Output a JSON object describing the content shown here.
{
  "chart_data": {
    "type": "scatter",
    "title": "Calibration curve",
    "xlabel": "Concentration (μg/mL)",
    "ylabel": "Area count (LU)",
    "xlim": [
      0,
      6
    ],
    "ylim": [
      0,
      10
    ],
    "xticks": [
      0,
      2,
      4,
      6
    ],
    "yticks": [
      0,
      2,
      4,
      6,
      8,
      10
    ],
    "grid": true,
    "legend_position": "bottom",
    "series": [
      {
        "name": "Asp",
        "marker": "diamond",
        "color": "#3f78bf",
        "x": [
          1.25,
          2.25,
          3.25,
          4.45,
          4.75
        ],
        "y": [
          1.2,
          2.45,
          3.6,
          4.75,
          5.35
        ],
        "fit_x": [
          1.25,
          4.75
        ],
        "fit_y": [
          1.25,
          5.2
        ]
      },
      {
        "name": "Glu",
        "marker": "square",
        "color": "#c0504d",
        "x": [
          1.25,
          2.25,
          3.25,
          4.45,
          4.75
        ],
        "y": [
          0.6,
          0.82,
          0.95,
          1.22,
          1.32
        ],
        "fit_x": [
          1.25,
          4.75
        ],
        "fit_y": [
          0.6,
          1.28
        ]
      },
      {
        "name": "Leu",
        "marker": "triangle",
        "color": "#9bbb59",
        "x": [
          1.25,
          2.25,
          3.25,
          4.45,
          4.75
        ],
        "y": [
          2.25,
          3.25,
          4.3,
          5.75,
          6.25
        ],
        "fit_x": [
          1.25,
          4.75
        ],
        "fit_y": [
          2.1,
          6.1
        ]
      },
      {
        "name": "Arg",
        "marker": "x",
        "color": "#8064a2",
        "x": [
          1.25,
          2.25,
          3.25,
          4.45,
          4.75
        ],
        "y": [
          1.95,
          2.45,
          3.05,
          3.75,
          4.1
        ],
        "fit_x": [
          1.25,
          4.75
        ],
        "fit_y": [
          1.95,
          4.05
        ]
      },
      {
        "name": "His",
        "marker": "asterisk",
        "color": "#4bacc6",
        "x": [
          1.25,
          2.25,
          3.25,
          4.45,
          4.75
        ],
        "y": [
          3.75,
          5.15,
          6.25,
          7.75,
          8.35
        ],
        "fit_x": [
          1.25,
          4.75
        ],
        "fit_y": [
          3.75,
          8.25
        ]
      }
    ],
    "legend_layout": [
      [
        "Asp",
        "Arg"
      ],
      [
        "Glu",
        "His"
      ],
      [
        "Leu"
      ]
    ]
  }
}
═══
**Aim of the task**
Pull every line containing the word "color" out of the material and copy it.

**Exercise solution**
        "color": "#3f78bf",
        "color": "#c0504d",
        "color": "#9bbb59",
        "color": "#8064a2",
        "color": "#4bacc6",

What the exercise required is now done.